Problem to work on: Search the material below for the string "hiện" and extract each line that has it.

Data records:
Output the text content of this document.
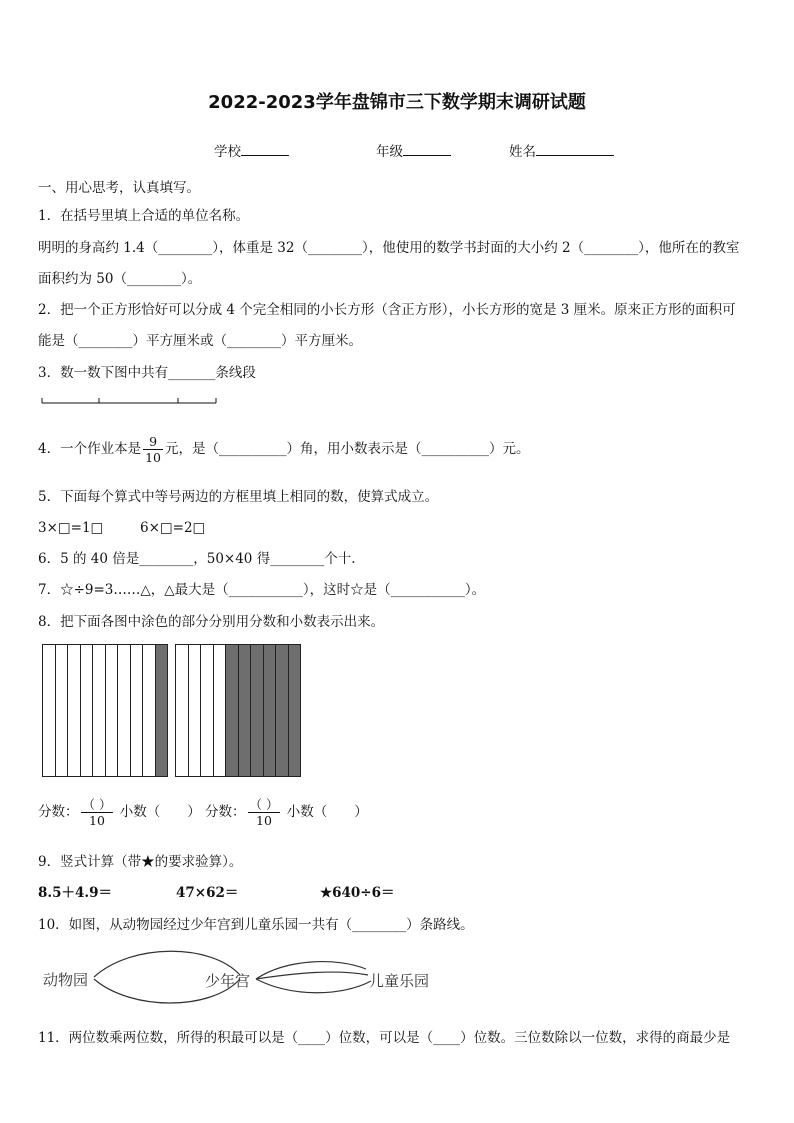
2022-2023学年盘锦市三下数学期末调研试题
学校	年级	姓名
一、用心思考，认真填写。
1．在括号里填上合适的单位名称。
明明的身高约 1.4（________），体重是 32（________），他使用的数学书封面的大小约 2（________），他所在的教室
面积约为 50（________）。
2．把一个正方形恰好可以分成 4 个完全相同的小长方形（含正方形），小长方形的宽是 3 厘米。原来正方形的面积可
能是（________）平方厘米或（________）平方厘米。
3．数一数下图中共有_______条线段
4．一个作业本是 $\frac{9}{10}$ 元，是（__________）角，用小数表示是（__________）元。
5．下面每个算式中等号两边的方框里填上相同的数，使算式成立。
3×□=1□	6×□=2□
6．5 的 40 倍是________，50×40 得________个十.
7．☆÷9=3……△，△最大是（___________），这时☆是（___________）。
8．把下面各图中涂色的部分分别用分数和小数表示出来。
分数： $\frac{( )}{10}$ 小数（　　） 分数： $\frac{( )}{10}$ 小数（　　）
9．竖式计算（带★的要求验算）。
8.5＋4.9＝	47×62＝	★640÷6＝
10．如图，从动物园经过少年宫到儿童乐园一共有（________）条路线。
动物园	少年宫	儿童乐园
11．两位数乘两位数，所得的积最可以是（____）位数，可以是（____）位数。三位数除以一位数，求得的商最少是
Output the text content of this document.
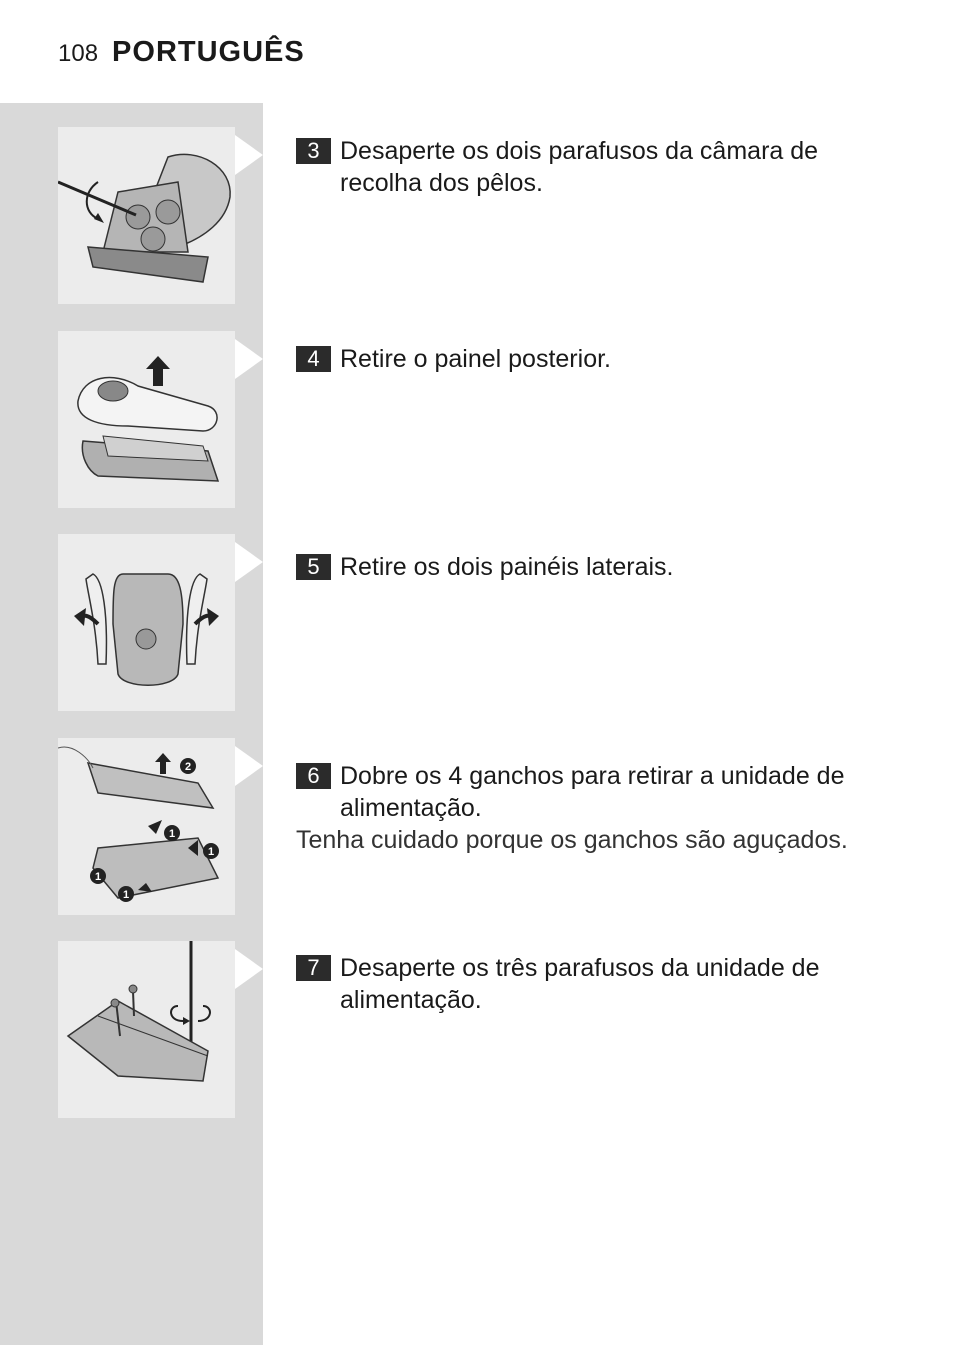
108 PORTUGUÊS
3 Desaperte os dois parafusos da câmara de
recolha dos pêlos.
4 Retire o painel posterior.
5 Retire os dois painéis laterais.
2
1
1
1
1
6 Dobre os 4 ganchos para retirar a unidade de
alimentação.
Tenha cuidado porque os ganchos são aguçados.
7 Desaperte os três parafusos da unidade de
alimentação.
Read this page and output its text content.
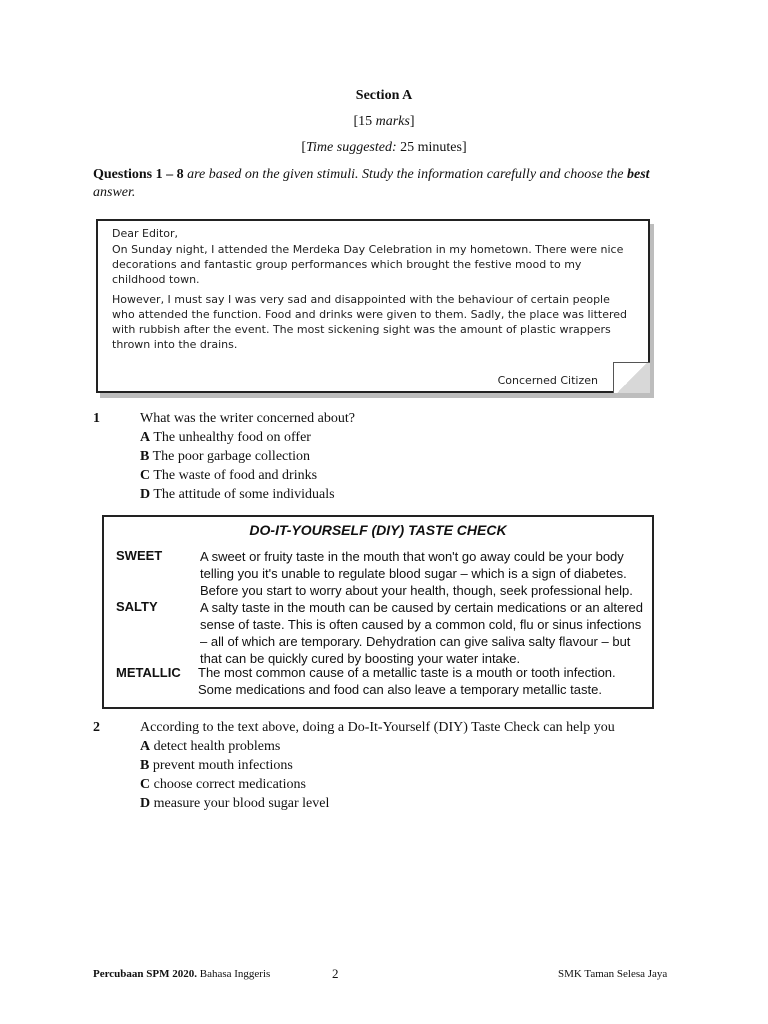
Section A
[15 marks]
[Time suggested: 25 minutes]
Questions 1 – 8 are based on the given stimuli. Study the information carefully and choose the best answer.

Dear Editor,

On Sunday night, I attended the Merdeka Day Celebration in my hometown. There were nice decorations and fantastic group performances which brought the festive mood to my childhood town.

However, I must say I was very sad and disappointed with the behaviour of certain people who attended the function. Food and drinks were given to them. Sadly, the place was littered with rubbish after the event. The most sickening sight was the amount of plastic wrappers thrown into the drains.

Concerned Citizen
1	What was the writer concerned about?
A The unhealthy food on offer
B The poor garbage collection
C The waste of food and drinks
D The attitude of some individuals
DO-IT-YOURSELF (DIY) TASTE CHECK
SWEET	A sweet or fruity taste in the mouth that won't go away could be your body telling you it's unable to regulate blood sugar – which is a sign of diabetes. Before you start to worry about your health, though, seek professional help.
SALTY	A salty taste in the mouth can be caused by certain medications or an altered sense of taste. This is often caused by a common cold, flu or sinus infections – all of which are temporary. Dehydration can give saliva salty flavour – but that can be quickly cured by boosting your water intake.
METALLIC The most common cause of a metallic taste is a mouth or tooth infection. Some medications and food can also leave a temporary metallic taste.
2	According to the text above, doing a Do-It-Yourself (DIY) Taste Check can help you
A detect health problems
B prevent mouth infections
C choose correct medications
D measure your blood sugar level
Percubaan SPM 2020. Bahasa Inggeris	2	SMK Taman Selesa Jaya
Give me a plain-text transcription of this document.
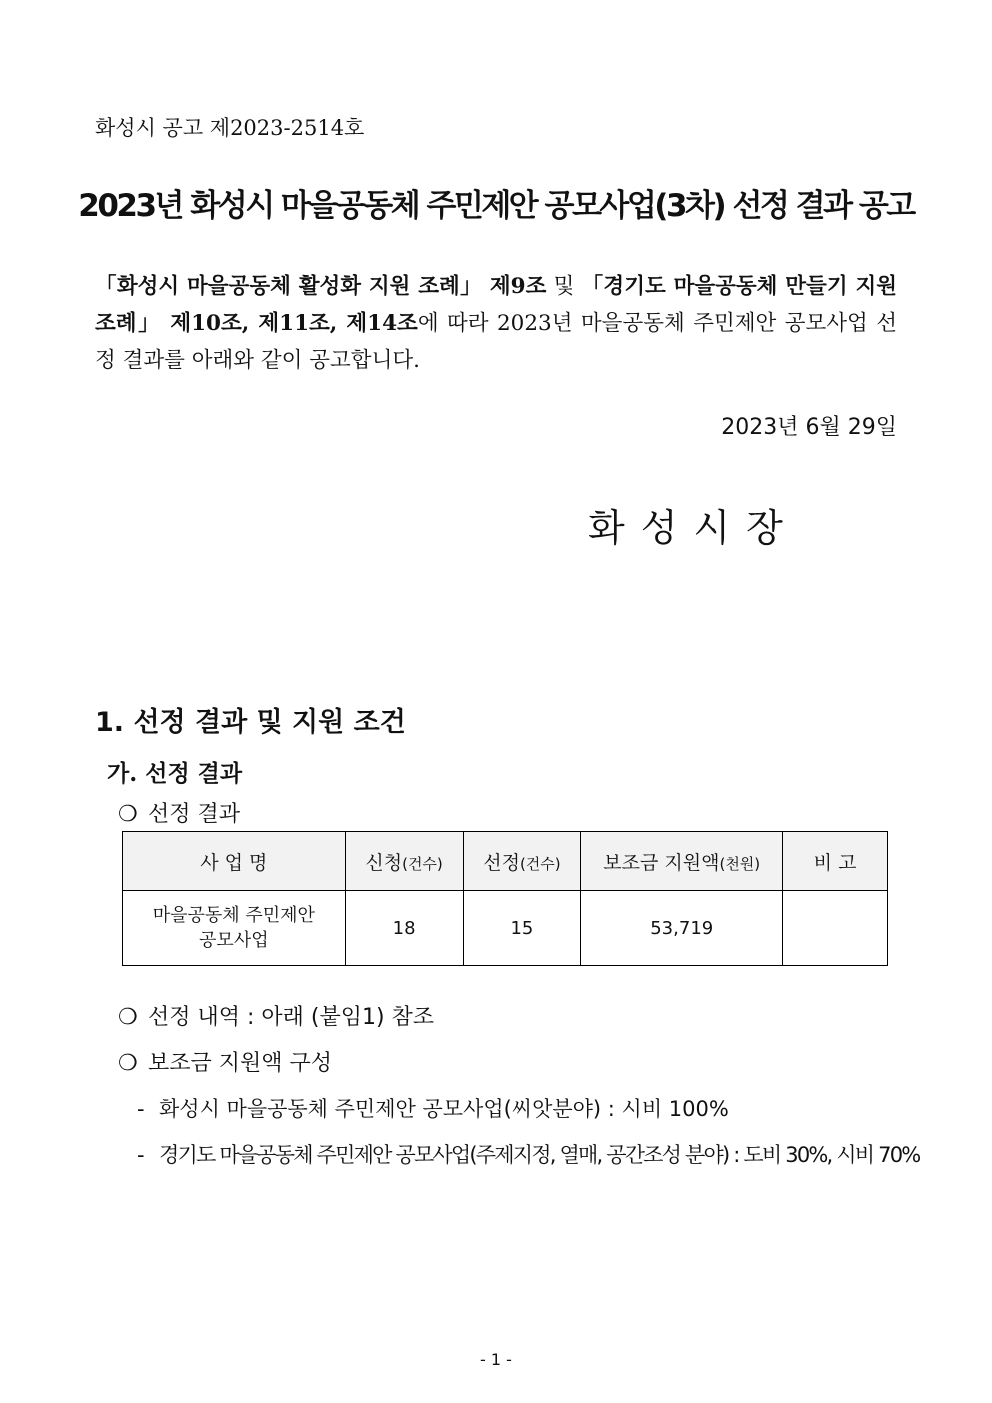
화성시 공고 제2023-2514호
2023년 화성시 마을공동체 주민제안 공모사업(3차) 선정 결과 공고
「화성시 마을공동체 활성화 지원 조례」 제9조 및 「경기도 마을공동체 만들기 지원 조례」 제10조, 제11조, 제14조에 따라 2023년 마을공동체 주민제안 공모사업 선정 결과를 아래와 같이 공고합니다.
2023년 6월 29일
화성시장
1. 선정 결과 및 지원 조건
가. 선정 결과
❍ 선정 결과
사 업 명	신청(건수)	선정(건수)	보조금 지원액(천원)	비 고
마을공동체 주민제안
공모사업	18	15	53,719	
❍ 선정 내역 : 아래 (붙임1) 참조
❍ 보조금 지원액 구성
- 화성시 마을공동체 주민제안 공모사업(씨앗분야) : 시비 100%
- 경기도 마을공동체 주민제안 공모사업(주제지정, 열매, 공간조성 분야) : 도비 30%, 시비 70%
- 1 -
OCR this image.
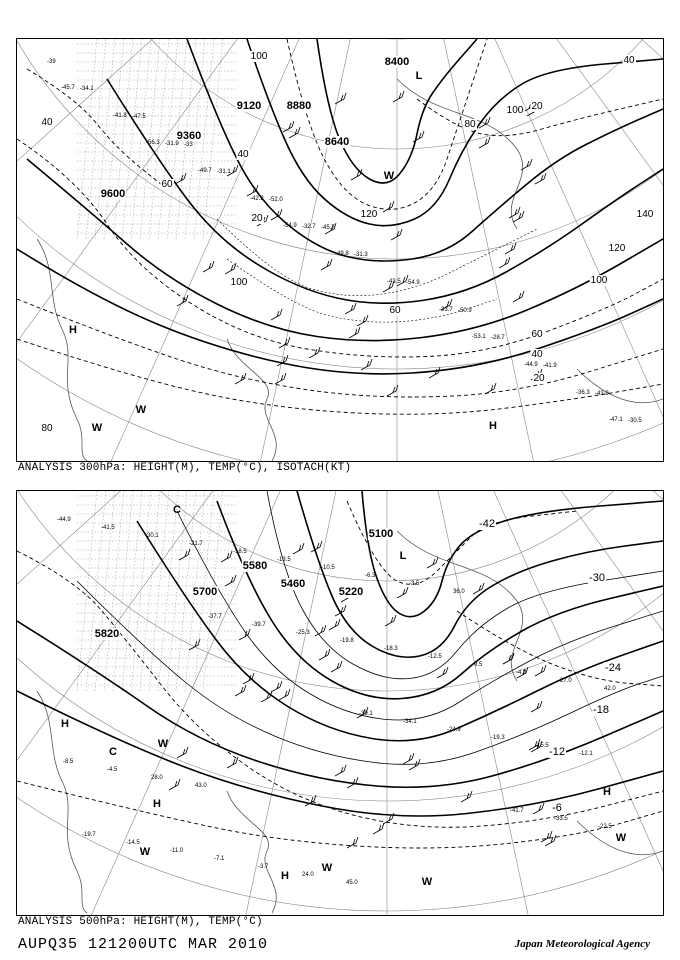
8400
9120 8880
8640
9360
9600
100
40
60
40
80
100
140
120
100
60
40
20
40
20
80
100
60
120
20
L
H
H
W
W
W
-39
-33
-45.7
-50.9
-43.9
-47.5
-52.0
-54.9
-41.9
-34.1
-31.1
-31.3
-28.7
-30.5
-31.9
-32.7
-33.7
-36.3
-41.8
-42.2
-43.5
-44.9
-45.7
-49.7
-49.8
-53.1
-47.1
-56.3
-54.9
ANALYSIS 300hPa: HEIGHT(M), TEMP(°C), ISOTACH(KT)
5100
5700
5580
5460
5220
5820
-42
-30
-24
-18
-12
-6
L
C
H
H
H
H
W
W
W
W
W
C
-44.9
-37.7
-39.1
-41.7
-41.5
-39.7
-34.1
-33.5
-30.1
-25.3
-24.9
-22.5
-21.7
-19.8
-19.3
-19.7
-18.5
-18.3
-15.5
-14.5
-13.5
-12.5
-12.1
-11.0
-10.5
-9.5
-8.5
-7.1
-6.3
-4.9
-4.5
-3.7
-3.5
27.0
28.0
24.0
36.0
42.0
43.0
45.0
ANALYSIS 500hPa: HEIGHT(M), TEMP(°C)
AUPQ35 121200UTC MAR 2010	Japan Meteorological Agency
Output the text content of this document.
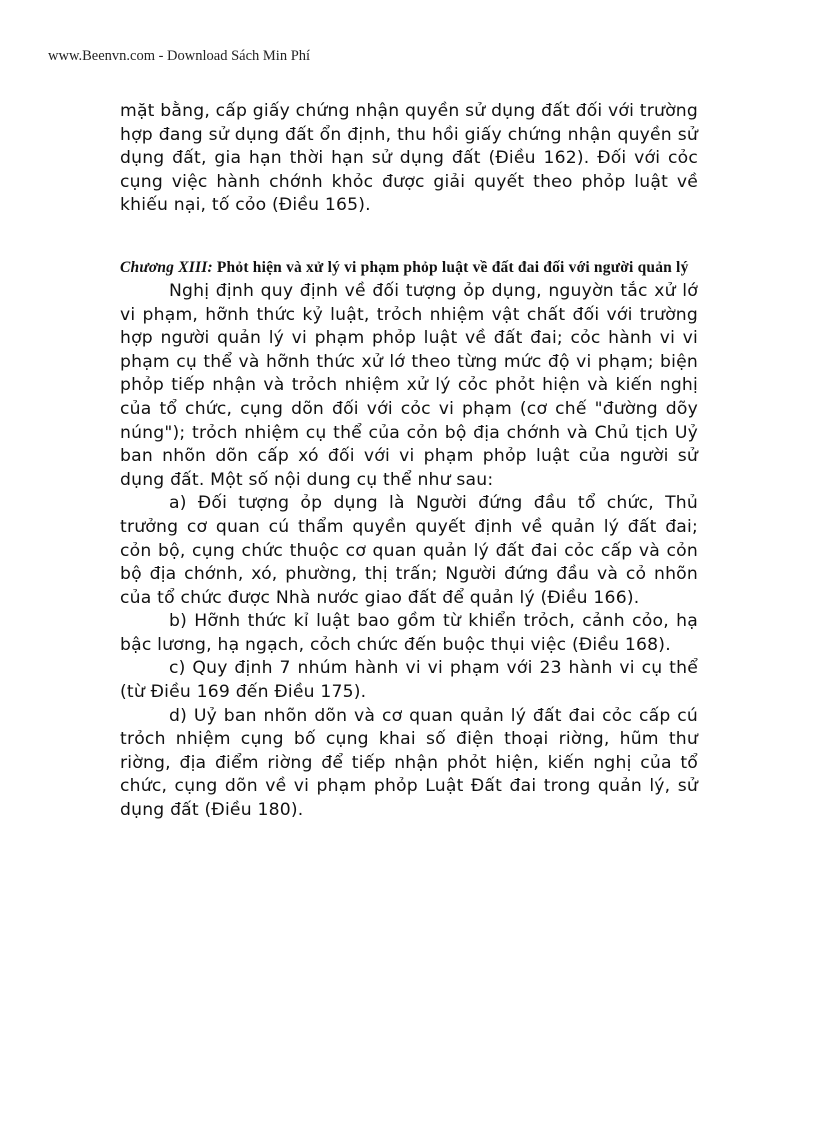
www.Beenvn.com - Download Sách Min Phí

mặt bằng, cấp giấy chứng nhận quyền sử dụng đất đối với trường hợp đang sử dụng đất ổn định, thu hồi giấy chứng nhận quyền sử dụng đất, gia hạn thời hạn sử dụng đất (Điều 162). Đối với cỏc cụng việc hành chớnh khỏc được giải quyết theo phỏp luật về khiếu nại, tố cỏo (Điều 165).

Chương XIII: Phỏt hiện và xử lý vi phạm phỏp luật về đất đai đối với người quản lý

Nghị định quy định về đối tượng ỏp dụng, nguyờn tắc xử lớ vi phạm, hỡnh thức kỷ luật, trỏch nhiệm vật chất đối với trường hợp người quản lý vi phạm phỏp luật về đất đai; cỏc hành vi vi phạm cụ thể và hỡnh thức xử lớ theo từng mức độ vi phạm; biện phỏp tiếp nhận và trỏch nhiệm xử lý cỏc phỏt hiện và kiến nghị của tổ chức, cụng dõn đối với cỏc vi phạm (cơ chế "đường dõy núng"); trỏch nhiệm cụ thể của cỏn bộ địa chớnh và Chủ tịch Uỷ ban nhõn dõn cấp xó đối với vi phạm phỏp luật của người sử dụng đất. Một số nội dung cụ thể như sau:

a) Đối tượng ỏp dụng là Người đứng đầu tổ chức, Thủ trưởng cơ quan cú thẩm quyền quyết định về quản lý đất đai; cỏn bộ, cụng chức thuộc cơ quan quản lý đất đai cỏc cấp và cỏn bộ địa chớnh, xó, phường, thị trấn; Người đứng đầu và cỏ nhõn của tổ chức được Nhà nước giao đất để quản lý (Điều 166).

b) Hỡnh thức kỉ luật bao gồm từ khiển trỏch, cảnh cỏo, hạ bậc lương, hạ ngạch, cỏch chức đến buộc thụi việc (Điều 168).

c) Quy định 7 nhúm hành vi vi phạm với 23 hành vi cụ thể (từ Điều 169 đến Điều 175).

d) Uỷ ban nhõn dõn và cơ quan quản lý đất đai cỏc cấp cú trỏch nhiệm cụng bố cụng khai số điện thoại riờng, hũm thư riờng, địa điểm riờng để tiếp nhận phỏt hiện, kiến nghị của tổ chức, cụng dõn về vi phạm phỏp Luật Đất đai trong quản lý, sử dụng đất (Điều 180).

Task output:
Chương XIII: Phỏt hiện và xử lý vi phạm phỏp luật về đất đai đối với người quản lý
Nghị định quy định về đối tượng ỏp dụng, nguyờn tắc xử lớ vi phạm, hỡnh thức kỷ luật, trỏch nhiệm vật chất đối với trường hợp người quản lý vi phạm phỏp luật về đất đai; cỏc hành vi vi phạm cụ thể và hỡnh thức xử lớ theo từng mức độ vi phạm; biện phỏp tiếp nhận và trỏch nhiệm xử lý cỏc phỏt hiện và kiến nghị của tổ chức, cụng dõn đối với cỏc vi phạm (cơ chế "đường dõy núng"); trỏch nhiệm cụ thể của cỏn bộ địa chớnh và Chủ tịch Uỷ ban nhõn dõn cấp xó đối với vi phạm phỏp luật của người sử dụng đất. Một số nội dung cụ thể như sau:
d) Uỷ ban nhõn dõn và cơ quan quản lý đất đai cỏc cấp cú trỏch nhiệm cụng bố cụng khai số điện thoại riờng, hũm thư riờng, địa điểm riờng để tiếp nhận phỏt hiện, kiến nghị của tổ chức, cụng dõn về vi phạm phỏp Luật Đất đai trong quản lý, sử dụng đất (Điều 180).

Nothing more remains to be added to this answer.